**Description of the task**
Output the entries word for word. Omit images.
^^^^^^^^
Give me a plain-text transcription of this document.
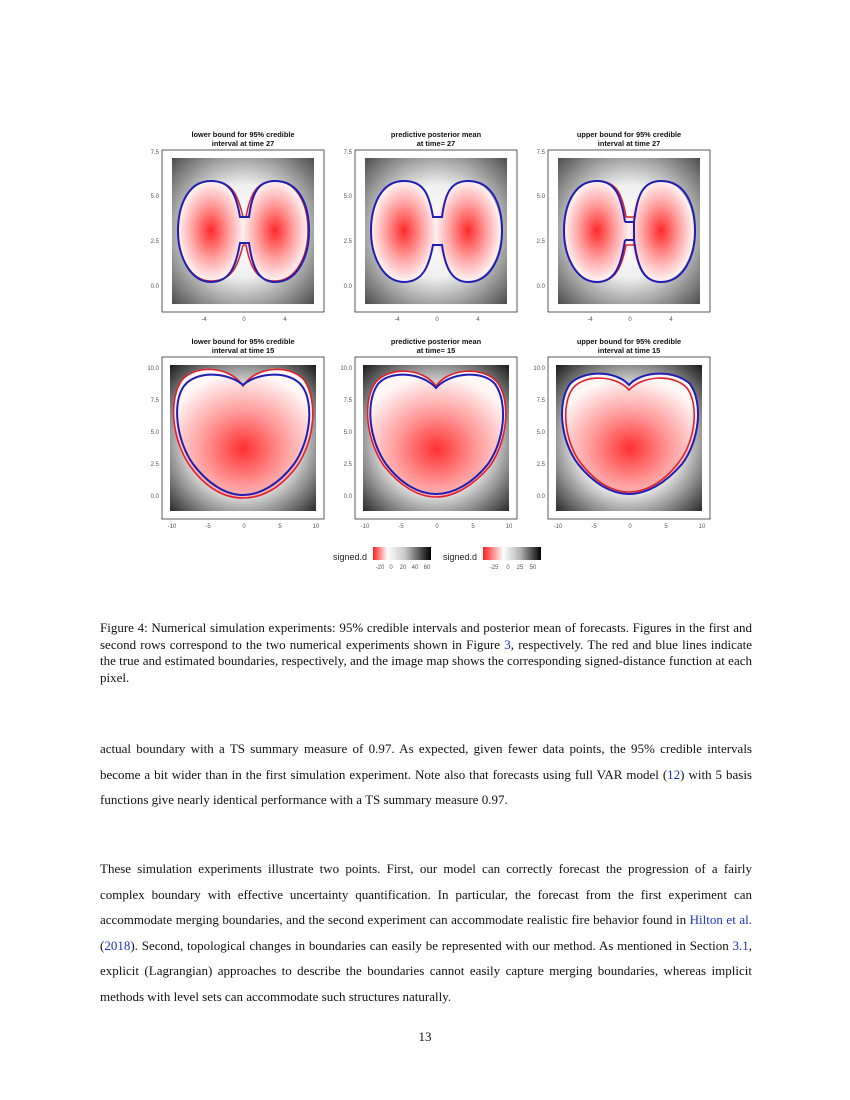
lower bound for 95% credible
interval at time 27
predictive posterior mean
at time= 27
upper bound for 95% credible
interval at time 27
lower bound for 95% credible
interval at time 15
predictive posterior mean
at time= 15
upper bound for 95% credible
interval at time 15
7.5
5.0
2.5
0.0
7.5
5.0
2.5
0.0
7.5
5.0
2.5
0.0
-4	0	4	-4	0	4	-4	0	4
10.0
7.5
5.0
2.5
0.0
10.0
7.5
5.0
2.5
0.0
10.0
7.5
5.0
2.5
0.0
-10	-5	0	5	10	-10	-5	0	5	10	-10	-5	0	5	10
signed.d
-20 0 20 40 60
signed.d
-25 0 25 50
Figure 4: Numerical simulation experiments: 95% credible intervals and posterior mean of forecasts. Figures in the first and second rows correspond to the two numerical experiments shown in Figure 3, respectively. The red and blue lines indicate the true and estimated boundaries, respectively, and the image map shows the corresponding signed-distance function at each pixel.
actual boundary with a TS summary measure of 0.97. As expected, given fewer data points, the 95% credible intervals become a bit wider than in the first simulation experiment. Note also that forecasts using full VAR model (12) with 5 basis functions give nearly identical performance with a TS summary measure 0.97.
These simulation experiments illustrate two points. First, our model can correctly forecast the progression of a fairly complex boundary with effective uncertainty quantification. In particular, the forecast from the first experiment can accommodate merging boundaries, and the second experiment can accommodate realistic fire behavior found in Hilton et al. (2018). Second, topological changes in boundaries can easily be represented with our method. As mentioned in Section 3.1, explicit (Lagrangian) approaches to describe the boundaries cannot easily capture merging boundaries, whereas implicit methods with level sets can accommodate such structures naturally.
13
^^^^^^^^
**The output**
Give me a plain-text transcription of this document.
lower bound for 95% credible
interval at time 27
predictive posterior mean
at time= 27
upper bound for 95% credible
interval at time 27
lower bound for 95% credible
interval at time 15
predictive posterior mean
at time= 15
upper bound for 95% credible
interval at time 15
7.5
5.0
2.5
0.0
7.5
5.0
2.5
0.0
7.5
5.0
2.5
0.0
-4	0	4	-4	0	4	-4	0	4
10.0
7.5
5.0
2.5
0.0
10.0
7.5
5.0
2.5
0.0
10.0
7.5
5.0
2.5
0.0
-10	-5	0	5	10	-10	-5	0	5	10	-10	-5	0	5	10
signed.d
-20 0 20 40 60
signed.d
-25 0 25 50
Figure 4: Numerical simulation experiments: 95% credible intervals and posterior mean of forecasts. Figures in the first and second rows correspond to the two numerical experiments shown in Figure 3, respectively. The red and blue lines indicate the true and estimated boundaries, respectively, and the image map shows the corresponding signed-distance function at each pixel.
actual boundary with a TS summary measure of 0.97. As expected, given fewer data points, the 95% credible intervals become a bit wider than in the first simulation experiment. Note also that forecasts using full VAR model (12) with 5 basis functions give nearly identical performance with a TS summary measure 0.97.
These simulation experiments illustrate two points. First, our model can correctly forecast the progression of a fairly complex boundary with effective uncertainty quantification. In particular, the forecast from the first experiment can accommodate merging boundaries, and the second experiment can accommodate realistic fire behavior found in Hilton et al. (2018). Second, topological changes in boundaries can easily be represented with our method. As mentioned in Section 3.1, explicit (Lagrangian) approaches to describe the boundaries cannot easily capture merging boundaries, whereas implicit methods with level sets can accommodate such structures naturally.
13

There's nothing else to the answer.